▶ _Working data_
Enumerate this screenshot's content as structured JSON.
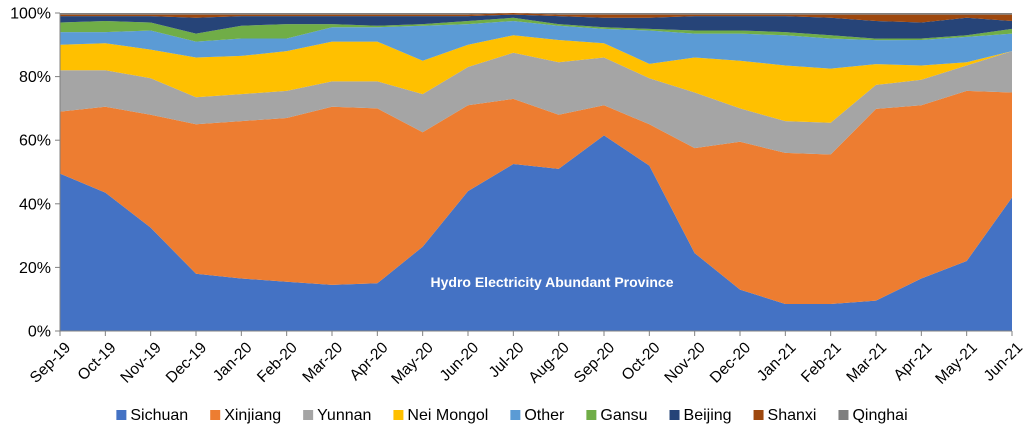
{
  "chart_data": {
    "type": "area",
    "stacked": true,
    "percent": true,
    "title": "",
    "xlabel": "",
    "ylabel": "",
    "ylim": [
      0,
      100
    ],
    "yticks": [
      "0%",
      "20%",
      "40%",
      "60%",
      "80%",
      "100%"
    ],
    "annotation": "Hydro Electricity Abundant Province",
    "legend_position": "bottom",
    "x": [
      "Sep-19",
      "Oct-19",
      "Nov-19",
      "Dec-19",
      "Jan-20",
      "Feb-20",
      "Mar-20",
      "Apr-20",
      "May-20",
      "Jun-20",
      "Jul-20",
      "Aug-20",
      "Sep-20",
      "Oct-20",
      "Nov-20",
      "Dec-20",
      "Jan-21",
      "Feb-21",
      "Mar-21",
      "Apr-21",
      "May-21",
      "Jun-21"
    ],
    "series": [
      {
        "name": "Sichuan",
        "color": "#4472C4",
        "values": [
          49.5,
          43.5,
          32.5,
          18,
          16.5,
          15.5,
          14.5,
          15,
          26.5,
          44,
          52.5,
          51,
          61.5,
          52,
          24.5,
          13,
          8.5,
          8.5,
          9.5,
          16.5,
          22,
          42
        ]
      },
      {
        "name": "Xinjiang",
        "color": "#ED7D31",
        "values": [
          19.5,
          27,
          35.5,
          47,
          49.5,
          51.5,
          56,
          55,
          36,
          27,
          20.5,
          17,
          9.5,
          13,
          33,
          46.5,
          47.5,
          47,
          60,
          54.5,
          53.5,
          33
        ]
      },
      {
        "name": "Yunnan",
        "color": "#A5A5A5",
        "values": [
          13,
          11.5,
          11.5,
          8.5,
          8.5,
          8.5,
          8,
          8.5,
          12,
          12,
          14.5,
          16.5,
          15,
          14.5,
          17.5,
          10.5,
          10,
          10,
          7.5,
          8,
          8,
          13
        ]
      },
      {
        "name": "Nei Mongol",
        "color": "#FFC000",
        "values": [
          8,
          8.5,
          9,
          12.5,
          12,
          12.5,
          12.5,
          12.5,
          10.5,
          7,
          5.5,
          7,
          4.5,
          4.5,
          11,
          15,
          17.5,
          17,
          6.5,
          4.5,
          1,
          0
        ]
      },
      {
        "name": "Other",
        "color": "#5B9BD5",
        "values": [
          4,
          3.5,
          6,
          5,
          5.5,
          4,
          4.5,
          4.5,
          11,
          6.5,
          4.5,
          4.5,
          4.5,
          10.5,
          7.5,
          8.5,
          9.5,
          9.5,
          7.5,
          8,
          8,
          5.5
        ]
      },
      {
        "name": "Gansu",
        "color": "#70AD47",
        "values": [
          3,
          3.5,
          2.5,
          2.5,
          4,
          4.5,
          1,
          0.5,
          0.5,
          1,
          1,
          0.5,
          0.5,
          0.5,
          1,
          1,
          1,
          1,
          0.5,
          0.5,
          0.5,
          1.5
        ]
      },
      {
        "name": "Beijing",
        "color": "#264478",
        "values": [
          2,
          1.5,
          2,
          5,
          3,
          2.5,
          2.5,
          3,
          2.5,
          1.5,
          1,
          2.5,
          3,
          3.5,
          4.5,
          4.5,
          5,
          5.5,
          5.5,
          5,
          5.5,
          2.5
        ]
      },
      {
        "name": "Shanxi",
        "color": "#9E480E",
        "values": [
          0.5,
          0.5,
          0.5,
          1,
          0.5,
          0.5,
          0.5,
          0.5,
          0.5,
          0.5,
          0.5,
          0.5,
          1,
          1,
          0.5,
          0.5,
          0.5,
          1,
          2,
          2.5,
          1,
          2
        ]
      },
      {
        "name": "Qinghai",
        "color": "#7F7F7F",
        "values": [
          0.5,
          0.5,
          0.5,
          0.5,
          0.5,
          0.5,
          0.5,
          0.5,
          0.5,
          0.5,
          0,
          0.5,
          0.5,
          0.5,
          0.5,
          0.5,
          0.5,
          0.5,
          0.5,
          0.5,
          0.5,
          0.5
        ]
      }
    ]
  }
}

▶ _Task brief_
Reproduce all of the material above word for word. Omit the pictures.

▶ _Output for this task_
Enumerate this screenshot's content as structured JSON.
{
  "chart_data": {
    "type": "area",
    "stacked": true,
    "percent": true,
    "title": "",
    "xlabel": "",
    "ylabel": "",
    "ylim": [
      0,
      100
    ],
    "yticks": [
      "0%",
      "20%",
      "40%",
      "60%",
      "80%",
      "100%"
    ],
    "annotation": "Hydro Electricity Abundant Province",
    "legend_position": "bottom",
    "x": [
      "Sep-19",
      "Oct-19",
      "Nov-19",
      "Dec-19",
      "Jan-20",
      "Feb-20",
      "Mar-20",
      "Apr-20",
      "May-20",
      "Jun-20",
      "Jul-20",
      "Aug-20",
      "Sep-20",
      "Oct-20",
      "Nov-20",
      "Dec-20",
      "Jan-21",
      "Feb-21",
      "Mar-21",
      "Apr-21",
      "May-21",
      "Jun-21"
    ],
    "series": [
      {
        "name": "Sichuan",
        "color": "#4472C4",
        "values": [
          49.5,
          43.5,
          32.5,
          18,
          16.5,
          15.5,
          14.5,
          15,
          26.5,
          44,
          52.5,
          51,
          61.5,
          52,
          24.5,
          13,
          8.5,
          8.5,
          9.5,
          16.5,
          22,
          42
        ]
      },
      {
        "name": "Xinjiang",
        "color": "#ED7D31",
        "values": [
          19.5,
          27,
          35.5,
          47,
          49.5,
          51.5,
          56,
          55,
          36,
          27,
          20.5,
          17,
          9.5,
          13,
          33,
          46.5,
          47.5,
          47,
          60,
          54.5,
          53.5,
          33
        ]
      },
      {
        "name": "Yunnan",
        "color": "#A5A5A5",
        "values": [
          13,
          11.5,
          11.5,
          8.5,
          8.5,
          8.5,
          8,
          8.5,
          12,
          12,
          14.5,
          16.5,
          15,
          14.5,
          17.5,
          10.5,
          10,
          10,
          7.5,
          8,
          8,
          13
        ]
      },
      {
        "name": "Nei Mongol",
        "color": "#FFC000",
        "values": [
          8,
          8.5,
          9,
          12.5,
          12,
          12.5,
          12.5,
          12.5,
          10.5,
          7,
          5.5,
          7,
          4.5,
          4.5,
          11,
          15,
          17.5,
          17,
          6.5,
          4.5,
          1,
          0
        ]
      },
      {
        "name": "Other",
        "color": "#5B9BD5",
        "values": [
          4,
          3.5,
          6,
          5,
          5.5,
          4,
          4.5,
          4.5,
          11,
          6.5,
          4.5,
          4.5,
          4.5,
          10.5,
          7.5,
          8.5,
          9.5,
          9.5,
          7.5,
          8,
          8,
          5.5
        ]
      },
      {
        "name": "Gansu",
        "color": "#70AD47",
        "values": [
          3,
          3.5,
          2.5,
          2.5,
          4,
          4.5,
          1,
          0.5,
          0.5,
          1,
          1,
          0.5,
          0.5,
          0.5,
          1,
          1,
          1,
          1,
          0.5,
          0.5,
          0.5,
          1.5
        ]
      },
      {
        "name": "Beijing",
        "color": "#264478",
        "values": [
          2,
          1.5,
          2,
          5,
          3,
          2.5,
          2.5,
          3,
          2.5,
          1.5,
          1,
          2.5,
          3,
          3.5,
          4.5,
          4.5,
          5,
          5.5,
          5.5,
          5,
          5.5,
          2.5
        ]
      },
      {
        "name": "Shanxi",
        "color": "#9E480E",
        "values": [
          0.5,
          0.5,
          0.5,
          1,
          0.5,
          0.5,
          0.5,
          0.5,
          0.5,
          0.5,
          0.5,
          0.5,
          1,
          1,
          0.5,
          0.5,
          0.5,
          1,
          2,
          2.5,
          1,
          2
        ]
      },
      {
        "name": "Qinghai",
        "color": "#7F7F7F",
        "values": [
          0.5,
          0.5,
          0.5,
          0.5,
          0.5,
          0.5,
          0.5,
          0.5,
          0.5,
          0.5,
          0,
          0.5,
          0.5,
          0.5,
          0.5,
          0.5,
          0.5,
          0.5,
          0.5,
          0.5,
          0.5,
          0.5
        ]
      }
    ]
  }
}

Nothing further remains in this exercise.